Problem requirements: This exercise calls for an exact transcription. Set down every record below.

Supplied data below:

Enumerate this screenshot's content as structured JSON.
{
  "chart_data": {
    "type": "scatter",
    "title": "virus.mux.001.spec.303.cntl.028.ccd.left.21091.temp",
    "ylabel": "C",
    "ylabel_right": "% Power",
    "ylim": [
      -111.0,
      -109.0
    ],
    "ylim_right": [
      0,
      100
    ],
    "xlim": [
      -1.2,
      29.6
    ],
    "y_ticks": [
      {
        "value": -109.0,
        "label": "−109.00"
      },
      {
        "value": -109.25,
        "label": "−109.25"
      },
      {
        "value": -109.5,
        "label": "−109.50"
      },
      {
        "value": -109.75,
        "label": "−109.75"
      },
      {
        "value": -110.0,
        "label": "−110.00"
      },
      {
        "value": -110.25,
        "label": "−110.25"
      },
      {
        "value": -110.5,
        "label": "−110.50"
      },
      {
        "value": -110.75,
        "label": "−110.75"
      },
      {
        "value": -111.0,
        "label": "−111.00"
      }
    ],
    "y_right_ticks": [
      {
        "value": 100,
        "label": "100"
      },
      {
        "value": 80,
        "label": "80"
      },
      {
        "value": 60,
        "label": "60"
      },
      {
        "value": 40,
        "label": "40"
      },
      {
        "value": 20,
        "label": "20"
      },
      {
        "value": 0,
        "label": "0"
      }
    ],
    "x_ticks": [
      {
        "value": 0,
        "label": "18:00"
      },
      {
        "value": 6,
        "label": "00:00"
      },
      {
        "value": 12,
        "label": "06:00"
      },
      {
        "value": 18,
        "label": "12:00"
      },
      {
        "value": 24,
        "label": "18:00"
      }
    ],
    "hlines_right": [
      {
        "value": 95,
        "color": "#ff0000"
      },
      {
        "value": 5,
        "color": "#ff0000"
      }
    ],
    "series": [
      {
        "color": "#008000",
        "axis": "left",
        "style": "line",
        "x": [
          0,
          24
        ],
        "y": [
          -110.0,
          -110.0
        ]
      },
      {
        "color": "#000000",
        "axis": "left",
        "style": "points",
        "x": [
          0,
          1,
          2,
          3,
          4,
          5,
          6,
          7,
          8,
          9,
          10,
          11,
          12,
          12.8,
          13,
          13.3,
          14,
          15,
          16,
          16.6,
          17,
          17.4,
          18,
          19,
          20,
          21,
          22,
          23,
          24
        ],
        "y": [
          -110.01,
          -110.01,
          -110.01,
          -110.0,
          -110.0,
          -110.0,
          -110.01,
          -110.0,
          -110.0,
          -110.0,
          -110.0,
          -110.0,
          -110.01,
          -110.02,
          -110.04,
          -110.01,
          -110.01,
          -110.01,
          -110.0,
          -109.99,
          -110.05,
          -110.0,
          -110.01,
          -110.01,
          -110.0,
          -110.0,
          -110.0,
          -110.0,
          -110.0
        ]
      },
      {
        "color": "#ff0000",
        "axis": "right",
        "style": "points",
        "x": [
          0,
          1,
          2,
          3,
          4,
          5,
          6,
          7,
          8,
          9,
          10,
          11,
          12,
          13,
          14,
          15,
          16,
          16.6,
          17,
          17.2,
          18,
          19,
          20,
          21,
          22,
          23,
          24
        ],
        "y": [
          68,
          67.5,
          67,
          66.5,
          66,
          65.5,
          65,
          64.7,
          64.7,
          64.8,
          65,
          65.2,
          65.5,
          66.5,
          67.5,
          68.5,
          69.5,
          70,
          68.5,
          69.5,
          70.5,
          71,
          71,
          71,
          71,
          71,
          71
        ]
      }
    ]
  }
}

End of Supplied data.

Result of this task:
Enumerate this screenshot's content as structured JSON.
{
  "chart_data": {
    "type": "scatter",
    "title": "virus.mux.001.spec.303.cntl.028.ccd.left.21091.temp",
    "ylabel": "C",
    "ylabel_right": "% Power",
    "ylim": [
      -111.0,
      -109.0
    ],
    "ylim_right": [
      0,
      100
    ],
    "xlim": [
      -1.2,
      29.6
    ],
    "y_ticks": [
      {
        "value": -109.0,
        "label": "−109.00"
      },
      {
        "value": -109.25,
        "label": "−109.25"
      },
      {
        "value": -109.5,
        "label": "−109.50"
      },
      {
        "value": -109.75,
        "label": "−109.75"
      },
      {
        "value": -110.0,
        "label": "−110.00"
      },
      {
        "value": -110.25,
        "label": "−110.25"
      },
      {
        "value": -110.5,
        "label": "−110.50"
      },
      {
        "value": -110.75,
        "label": "−110.75"
      },
      {
        "value": -111.0,
        "label": "−111.00"
      }
    ],
    "y_right_ticks": [
      {
        "value": 100,
        "label": "100"
      },
      {
        "value": 80,
        "label": "80"
      },
      {
        "value": 60,
        "label": "60"
      },
      {
        "value": 40,
        "label": "40"
      },
      {
        "value": 20,
        "label": "20"
      },
      {
        "value": 0,
        "label": "0"
      }
    ],
    "x_ticks": [
      {
        "value": 0,
        "label": "18:00"
      },
      {
        "value": 6,
        "label": "00:00"
      },
      {
        "value": 12,
        "label": "06:00"
      },
      {
        "value": 18,
        "label": "12:00"
      },
      {
        "value": 24,
        "label": "18:00"
      }
    ],
    "hlines_right": [
      {
        "value": 95,
        "color": "#ff0000"
      },
      {
        "value": 5,
        "color": "#ff0000"
      }
    ],
    "series": [
      {
        "color": "#008000",
        "axis": "left",
        "style": "line",
        "x": [
          0,
          24
        ],
        "y": [
          -110.0,
          -110.0
        ]
      },
      {
        "color": "#000000",
        "axis": "left",
        "style": "points",
        "x": [
          0,
          1,
          2,
          3,
          4,
          5,
          6,
          7,
          8,
          9,
          10,
          11,
          12,
          12.8,
          13,
          13.3,
          14,
          15,
          16,
          16.6,
          17,
          17.4,
          18,
          19,
          20,
          21,
          22,
          23,
          24
        ],
        "y": [
          -110.01,
          -110.01,
          -110.01,
          -110.0,
          -110.0,
          -110.0,
          -110.01,
          -110.0,
          -110.0,
          -110.0,
          -110.0,
          -110.0,
          -110.01,
          -110.02,
          -110.04,
          -110.01,
          -110.01,
          -110.01,
          -110.0,
          -109.99,
          -110.05,
          -110.0,
          -110.01,
          -110.01,
          -110.0,
          -110.0,
          -110.0,
          -110.0,
          -110.0
        ]
      },
      {
        "color": "#ff0000",
        "axis": "right",
        "style": "points",
        "x": [
          0,
          1,
          2,
          3,
          4,
          5,
          6,
          7,
          8,
          9,
          10,
          11,
          12,
          13,
          14,
          15,
          16,
          16.6,
          17,
          17.2,
          18,
          19,
          20,
          21,
          22,
          23,
          24
        ],
        "y": [
          68,
          67.5,
          67,
          66.5,
          66,
          65.5,
          65,
          64.7,
          64.7,
          64.8,
          65,
          65.2,
          65.5,
          66.5,
          67.5,
          68.5,
          69.5,
          70,
          68.5,
          69.5,
          70.5,
          71,
          71,
          71,
          71,
          71,
          71
        ]
      }
    ]
  }
}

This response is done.